● **EXERCISE REQUIREMENTS**: Please report every line from the material that contains the word "JSON".

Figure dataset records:
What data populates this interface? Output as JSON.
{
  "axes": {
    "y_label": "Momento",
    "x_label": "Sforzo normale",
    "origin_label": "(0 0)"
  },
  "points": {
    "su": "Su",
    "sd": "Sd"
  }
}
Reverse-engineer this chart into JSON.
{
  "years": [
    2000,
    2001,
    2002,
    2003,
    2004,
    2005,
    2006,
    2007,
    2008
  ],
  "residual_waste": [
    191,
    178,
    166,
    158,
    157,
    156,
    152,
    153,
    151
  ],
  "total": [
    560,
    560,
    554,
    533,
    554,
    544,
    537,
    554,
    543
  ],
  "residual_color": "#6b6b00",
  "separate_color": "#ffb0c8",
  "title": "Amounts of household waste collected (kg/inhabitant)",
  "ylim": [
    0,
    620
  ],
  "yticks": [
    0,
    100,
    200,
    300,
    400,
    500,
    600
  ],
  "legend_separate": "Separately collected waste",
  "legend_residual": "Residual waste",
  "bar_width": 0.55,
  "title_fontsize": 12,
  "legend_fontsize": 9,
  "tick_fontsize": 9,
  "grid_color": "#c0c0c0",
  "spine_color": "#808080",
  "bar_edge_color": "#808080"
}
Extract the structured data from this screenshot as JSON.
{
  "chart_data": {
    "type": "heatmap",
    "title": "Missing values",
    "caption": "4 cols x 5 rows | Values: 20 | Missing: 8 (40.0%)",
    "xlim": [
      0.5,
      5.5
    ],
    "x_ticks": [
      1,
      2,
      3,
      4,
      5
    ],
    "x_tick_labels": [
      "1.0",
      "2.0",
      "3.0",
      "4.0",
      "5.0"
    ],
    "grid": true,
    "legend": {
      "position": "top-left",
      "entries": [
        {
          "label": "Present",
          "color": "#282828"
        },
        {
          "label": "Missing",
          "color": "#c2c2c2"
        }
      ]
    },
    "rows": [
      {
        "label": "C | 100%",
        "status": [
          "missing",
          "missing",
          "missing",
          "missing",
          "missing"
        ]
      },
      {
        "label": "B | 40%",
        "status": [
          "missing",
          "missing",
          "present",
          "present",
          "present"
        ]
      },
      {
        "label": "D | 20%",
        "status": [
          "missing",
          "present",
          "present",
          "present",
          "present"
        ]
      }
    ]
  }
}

● **CORRECT OUTPUT**:
What data populates this interface? Output as JSON.
Reverse-engineer this chart into JSON.
Extract the structured data from this screenshot as JSON.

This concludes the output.